What you have to do:
Every record below is to be retyped exactly.

--------------------

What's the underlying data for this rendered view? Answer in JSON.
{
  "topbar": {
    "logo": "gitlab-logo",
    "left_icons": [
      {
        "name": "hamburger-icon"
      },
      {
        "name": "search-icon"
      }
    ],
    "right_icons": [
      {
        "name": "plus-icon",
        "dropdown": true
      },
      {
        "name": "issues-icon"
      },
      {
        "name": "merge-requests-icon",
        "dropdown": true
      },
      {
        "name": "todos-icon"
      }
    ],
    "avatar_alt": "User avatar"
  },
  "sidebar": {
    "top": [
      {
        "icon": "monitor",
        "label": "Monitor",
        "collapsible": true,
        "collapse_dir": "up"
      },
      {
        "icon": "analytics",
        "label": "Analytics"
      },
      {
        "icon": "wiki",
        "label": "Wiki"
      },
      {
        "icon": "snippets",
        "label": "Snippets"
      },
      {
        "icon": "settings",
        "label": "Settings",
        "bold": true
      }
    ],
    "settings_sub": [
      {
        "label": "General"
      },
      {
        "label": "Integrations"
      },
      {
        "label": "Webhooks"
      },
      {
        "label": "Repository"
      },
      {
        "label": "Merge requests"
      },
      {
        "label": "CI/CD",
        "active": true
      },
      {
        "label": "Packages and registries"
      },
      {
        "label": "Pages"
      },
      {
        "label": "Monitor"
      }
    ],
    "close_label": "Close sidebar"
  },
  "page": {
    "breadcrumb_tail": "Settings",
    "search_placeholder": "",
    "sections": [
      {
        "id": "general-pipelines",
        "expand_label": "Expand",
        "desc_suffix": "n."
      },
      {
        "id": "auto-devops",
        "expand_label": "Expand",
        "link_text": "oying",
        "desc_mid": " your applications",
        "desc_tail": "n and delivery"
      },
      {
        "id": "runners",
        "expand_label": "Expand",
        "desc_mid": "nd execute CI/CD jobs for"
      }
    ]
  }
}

--------------------

The output:
What's the underlying data for this rendered view? Answer in JSON.
{
  "topbar": {
    "logo": "gitlab-logo",
    "left_icons": [
      {
        "name": "hamburger-icon"
      },
      {
        "name": "search-icon"
      }
    ],
    "right_icons": [
      {
        "name": "plus-icon",
        "dropdown": true
      },
      {
        "name": "issues-icon"
      },
      {
        "name": "merge-requests-icon",
        "dropdown": true
      },
      {
        "name": "todos-icon"
      }
    ],
    "avatar_alt": "User avatar"
  },
  "sidebar": {
    "top": [
      {
        "icon": "monitor",
        "label": "Monitor",
        "collapsible": true,
        "collapse_dir": "up"
      },
      {
        "icon": "analytics",
        "label": "Analytics"
      },
      {
        "icon": "wiki",
        "label": "Wiki"
      },
      {
        "icon": "snippets",
        "label": "Snippets"
      },
      {
        "icon": "settings",
        "label": "Settings",
        "bold": true
      }
    ],
    "settings_sub": [
      {
        "label": "General"
      },
      {
        "label": "Integrations"
      },
      {
        "label": "Webhooks"
      },
      {
        "label": "Repository"
      },
      {
        "label": "Merge requests"
      },
      {
        "label": "CI/CD",
        "active": true
      },
      {
        "label": "Packages and registries"
      },
      {
        "label": "Pages"
      },
      {
        "label": "Monitor"
      }
    ],
    "close_label": "Close sidebar"
  },
  "page": {
    "breadcrumb_tail": "Settings",
    "search_placeholder": "",
    "sections": [
      {
        "id": "general-pipelines",
        "expand_label": "Expand",
        "desc_suffix": "n."
      },
      {
        "id": "auto-devops",
        "expand_label": "Expand",
        "link_text": "oying",
        "desc_mid": " your applications",
        "desc_tail": "n and delivery"
      },
      {
        "id": "runners",
        "expand_label": "Expand",
        "desc_mid": "nd execute CI/CD jobs for"
      }
    ]
  }
}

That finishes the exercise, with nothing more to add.